### REQUIREMENTS
Return all entries word for word, but drop any images.

[Dataset rows]
-.-.-
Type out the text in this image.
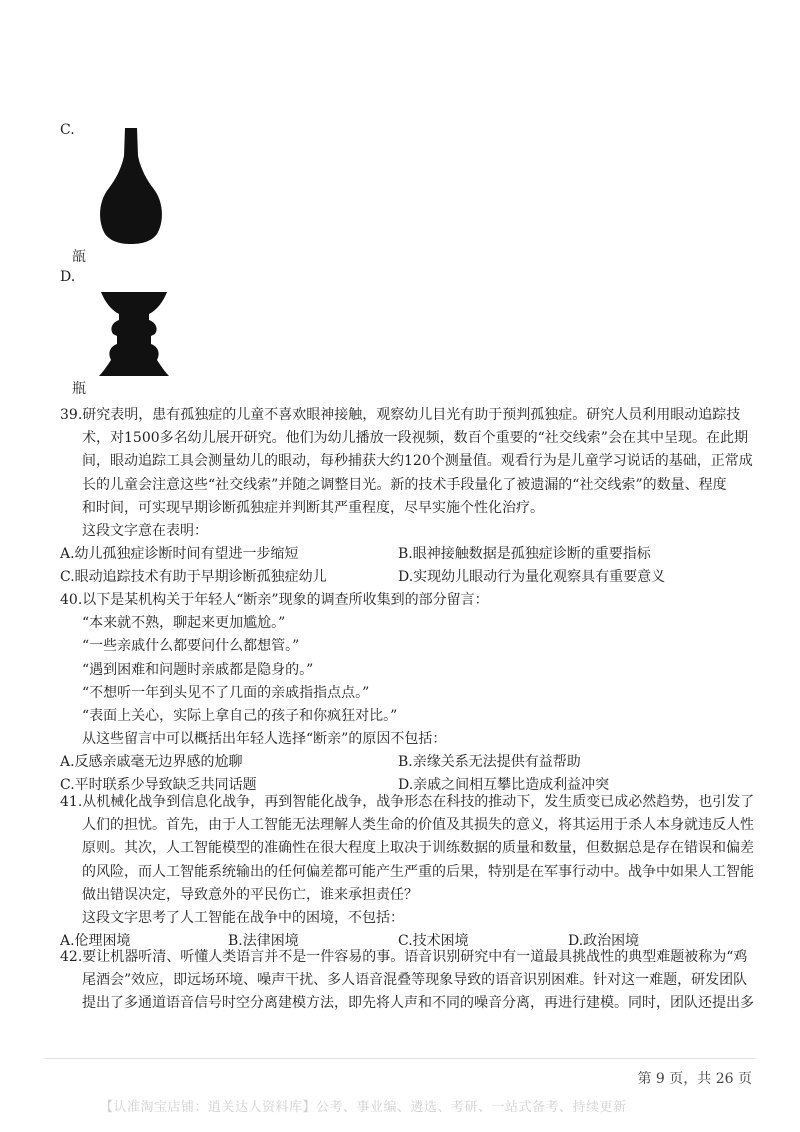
C.
瓿
D.
瓶
39.研究表明，患有孤独症的儿童不喜欢眼神接触，观察幼儿目光有助于预判孤独症。研究人员利用眼动追踪技
术，对1500多名幼儿展开研究。他们为幼儿播放一段视频，数百个重要的“社交线索”会在其中呈现。在此期
间，眼动追踪工具会测量幼儿的眼动，每秒捕获大约120个测量值。观看行为是儿童学习说话的基础，正常成
长的儿童会注意这些“社交线索”并随之调整目光。新的技术手段量化了被遗漏的“社交线索”的数量、程度
和时间，可实现早期诊断孤独症并判断其严重程度，尽早实施个性化治疗。
这段文字意在表明：
A.幼儿孤独症诊断时间有望进一步缩短	B.眼神接触数据是孤独症诊断的重要指标
C.眼动追踪技术有助于早期诊断孤独症幼儿	D.实现幼儿眼动行为量化观察具有重要意义
40.以下是某机构关于年轻人“断亲”现象的调查所收集到的部分留言：
“本来就不熟，聊起来更加尴尬。”
“一些亲戚什么都要问什么都想管。”
“遇到困难和问题时亲戚都是隐身的。”
“不想听一年到头见不了几面的亲戚指指点点。”
“表面上关心，实际上拿自己的孩子和你疯狂对比。”
从这些留言中可以概括出年轻人选择“断亲”的原因不包括：
A.反感亲戚毫无边界感的尬聊	B.亲缘关系无法提供有益帮助
C.平时联系少导致缺乏共同话题	D.亲戚之间相互攀比造成利益冲突
41.从机械化战争到信息化战争，再到智能化战争，战争形态在科技的推动下，发生质变已成必然趋势，也引发了
人们的担忧。首先，由于人工智能无法理解人类生命的价值及其损失的意义，将其运用于杀人本身就违反人性
原则。其次，人工智能模型的准确性在很大程度上取决于训练数据的质量和数量，但数据总是存在错误和偏差
的风险，而人工智能系统输出的任何偏差都可能产生严重的后果，特别是在军事行动中。战争中如果人工智能
做出错误决定，导致意外的平民伤亡，谁来承担责任？
这段文字思考了人工智能在战争中的困境，不包括：
A.伦理困境	B.法律困境	C.技术困境	D.政治困境
42.要让机器听清、听懂人类语言并不是一件容易的事。语音识别研究中有一道最具挑战性的典型难题被称为“鸡
尾酒会”效应，即远场环境、噪声干扰、多人语音混叠等现象导致的语音识别困难。针对这一难题，研发团队
提出了多通道语音信号时空分离建模方法，即先将人声和不同的噪音分离，再进行建模。同时，团队还提出多
第 9 页，共 26 页
【认准淘宝店铺：逍关达人资料库】公考、事业编、遴选、考研、一站式备考、持续更新
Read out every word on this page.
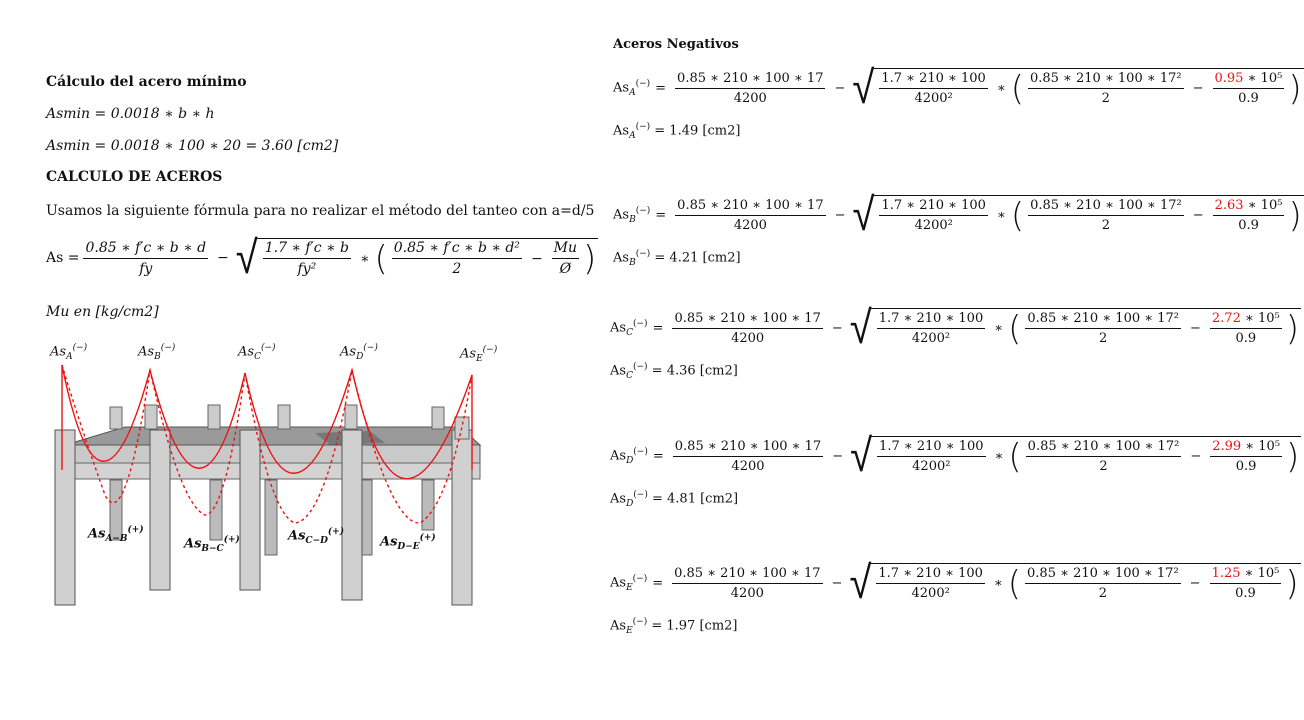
Cálculo del acero mínimo
Asmin = 0.0018 ∗ b ∗ h
Asmin = 0.0018 ∗ 100 ∗ 20 = 3.60 [cm2]
CALCULO DE ACEROS
Usamos la siguiente fórmula para no realizar el método del tanteo con a=d/5
$As = \frac{0.85 ∗ f'c ∗ b ∗ d}{fy}$ − √ $\frac{1.7 ∗ f'c ∗ b}{\text{fy²}}$ ∗ ( $\frac{\text{0.85 ∗ f′c ∗ b ∗ d²}}{2} - \frac{Mu}{Ø}$ )
Mu en [kg/cm2]
$As_A^{(-)}$	$As_B^{(-)}$	$As_C^{(-)}$	$As_D^{(-)}$	$As_E^{(-)}$
$As_{A-B}^{(+)}$
$As_{B-C}^{(+)}$	$As_{C-D}^{(+)}$
$As_{D-E}^{(+)}$
Aceros Negativos
$As_A^{(-)} = \frac{0.85 ∗ 210 ∗ 100 ∗ 17}{4200}$ − √ $\frac{1.7 ∗ 210 ∗ 100}{\text{4200²}}$ ∗ ( $\frac{\text{0.85 ∗ 210 ∗ 100 ∗ 17²}}{2} - \frac{\text{0.95 ∗ 10⁵}}{0.9}$ )
$As_A^{(-)} = 1.49$ [cm2]
$As_B^{(-)} = \frac{0.85 ∗ 210 ∗ 100 ∗ 17}{4200}$ − √ $\frac{1.7 ∗ 210 ∗ 100}{\text{4200²}}$ ∗ ( $\frac{\text{0.85 ∗ 210 ∗ 100 ∗ 17²}}{2} - \frac{\text{2.63 ∗ 10⁵}}{0.9}$ )
$As_B^{(-)} = 4.21$ [cm2]
$As_C^{(-)} = \frac{0.85 ∗ 210 ∗ 100 ∗ 17}{4200}$ − √ $\frac{1.7 ∗ 210 ∗ 100}{\text{4200²}}$ ∗ ( $\frac{\text{0.85 ∗ 210 ∗ 100 ∗ 17²}}{2} - \frac{\text{2.72 ∗ 10⁵}}{0.9}$ )
$As_C^{(-)} = 4.36$ [cm2]
$As_D^{(-)} = \frac{0.85 ∗ 210 ∗ 100 ∗ 17}{4200}$ − √ $\frac{1.7 ∗ 210 ∗ 100}{\text{4200²}}$ ∗ ( $\frac{\text{0.85 ∗ 210 ∗ 100 ∗ 17²}}{2} - \frac{\text{2.99 ∗ 10⁵}}{0.9}$ )
$As_D^{(-)} = 4.81$ [cm2]
$As_E^{(-)} = \frac{0.85 ∗ 210 ∗ 100 ∗ 17}{4200}$ − √ $\frac{1.7 ∗ 210 ∗ 100}{\text{4200²}}$ ∗ ( $\frac{\text{0.85 ∗ 210 ∗ 100 ∗ 17²}}{2} - \frac{\text{1.25 ∗ 10⁵}}{0.9}$ )
$As_E^{(-)} = 1.97$ [cm2]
-.-.-
### ANSWER TO THE EXERCISE
Type out the text in this image.
C.
瓿
D.
瓶
39.研究表明，患有孤独症的儿童不喜欢眼神接触，观察幼儿目光有助于预判孤独症。研究人员利用眼动追踪技
术，对1500多名幼儿展开研究。他们为幼儿播放一段视频，数百个重要的“社交线索”会在其中呈现。在此期
间，眼动追踪工具会测量幼儿的眼动，每秒捕获大约120个测量值。观看行为是儿童学习说话的基础，正常成
长的儿童会注意这些“社交线索”并随之调整目光。新的技术手段量化了被遗漏的“社交线索”的数量、程度
和时间，可实现早期诊断孤独症并判断其严重程度，尽早实施个性化治疗。
这段文字意在表明：
A.幼儿孤独症诊断时间有望进一步缩短	B.眼神接触数据是孤独症诊断的重要指标
C.眼动追踪技术有助于早期诊断孤独症幼儿	D.实现幼儿眼动行为量化观察具有重要意义
40.以下是某机构关于年轻人“断亲”现象的调查所收集到的部分留言：
“本来就不熟，聊起来更加尴尬。”
“一些亲戚什么都要问什么都想管。”
“遇到困难和问题时亲戚都是隐身的。”
“不想听一年到头见不了几面的亲戚指指点点。”
“表面上关心，实际上拿自己的孩子和你疯狂对比。”
从这些留言中可以概括出年轻人选择“断亲”的原因不包括：
A.反感亲戚毫无边界感的尬聊	B.亲缘关系无法提供有益帮助
C.平时联系少导致缺乏共同话题	D.亲戚之间相互攀比造成利益冲突
41.从机械化战争到信息化战争，再到智能化战争，战争形态在科技的推动下，发生质变已成必然趋势，也引发了
人们的担忧。首先，由于人工智能无法理解人类生命的价值及其损失的意义，将其运用于杀人本身就违反人性
原则。其次，人工智能模型的准确性在很大程度上取决于训练数据的质量和数量，但数据总是存在错误和偏差
的风险，而人工智能系统输出的任何偏差都可能产生严重的后果，特别是在军事行动中。战争中如果人工智能
做出错误决定，导致意外的平民伤亡，谁来承担责任？
这段文字思考了人工智能在战争中的困境，不包括：
A.伦理困境	B.法律困境	C.技术困境	D.政治困境
42.要让机器听清、听懂人类语言并不是一件容易的事。语音识别研究中有一道最具挑战性的典型难题被称为“鸡
尾酒会”效应，即远场环境、噪声干扰、多人语音混叠等现象导致的语音识别困难。针对这一难题，研发团队
提出了多通道语音信号时空分离建模方法，即先将人声和不同的噪音分离，再进行建模。同时，团队还提出多
第 9 页，共 26 页
【认准淘宝店铺：逍关达人资料库】公考、事业编、遴选、考研、一站式备考、持续更新
Read out every word on this page.
Cálculo del acero mínimo
Asmin = 0.0018 ∗ b ∗ h
Asmin = 0.0018 ∗ 100 ∗ 20 = 3.60 [cm2]
CALCULO DE ACEROS
Usamos la siguiente fórmula para no realizar el método del tanteo con a=d/5
$As = \frac{0.85 ∗ f'c ∗ b ∗ d}{fy}$ − √ $\frac{1.7 ∗ f'c ∗ b}{\text{fy²}}$ ∗ ( $\frac{\text{0.85 ∗ f′c ∗ b ∗ d²}}{2} - \frac{Mu}{Ø}$ )
Mu en [kg/cm2]
$As_A^{(-)}$	$As_B^{(-)}$	$As_C^{(-)}$	$As_D^{(-)}$	$As_E^{(-)}$
$As_{A-B}^{(+)}$
$As_{B-C}^{(+)}$	$As_{C-D}^{(+)}$
$As_{D-E}^{(+)}$
Aceros Negativos
$As_A^{(-)} = \frac{0.85 ∗ 210 ∗ 100 ∗ 17}{4200}$ − √ $\frac{1.7 ∗ 210 ∗ 100}{\text{4200²}}$ ∗ ( $\frac{\text{0.85 ∗ 210 ∗ 100 ∗ 17²}}{2} - \frac{\text{0.95 ∗ 10⁵}}{0.9}$ )
$As_A^{(-)} = 1.49$ [cm2]
$As_B^{(-)} = \frac{0.85 ∗ 210 ∗ 100 ∗ 17}{4200}$ − √ $\frac{1.7 ∗ 210 ∗ 100}{\text{4200²}}$ ∗ ( $\frac{\text{0.85 ∗ 210 ∗ 100 ∗ 17²}}{2} - \frac{\text{2.63 ∗ 10⁵}}{0.9}$ )
$As_B^{(-)} = 4.21$ [cm2]
$As_C^{(-)} = \frac{0.85 ∗ 210 ∗ 100 ∗ 17}{4200}$ − √ $\frac{1.7 ∗ 210 ∗ 100}{\text{4200²}}$ ∗ ( $\frac{\text{0.85 ∗ 210 ∗ 100 ∗ 17²}}{2} - \frac{\text{2.72 ∗ 10⁵}}{0.9}$ )
$As_C^{(-)} = 4.36$ [cm2]
$As_D^{(-)} = \frac{0.85 ∗ 210 ∗ 100 ∗ 17}{4200}$ − √ $\frac{1.7 ∗ 210 ∗ 100}{\text{4200²}}$ ∗ ( $\frac{\text{0.85 ∗ 210 ∗ 100 ∗ 17²}}{2} - \frac{\text{2.99 ∗ 10⁵}}{0.9}$ )
$As_D^{(-)} = 4.81$ [cm2]
$As_E^{(-)} = \frac{0.85 ∗ 210 ∗ 100 ∗ 17}{4200}$ − √ $\frac{1.7 ∗ 210 ∗ 100}{\text{4200²}}$ ∗ ( $\frac{\text{0.85 ∗ 210 ∗ 100 ∗ 17²}}{2} - \frac{\text{1.25 ∗ 10⁵}}{0.9}$ )
$As_E^{(-)} = 1.97$ [cm2]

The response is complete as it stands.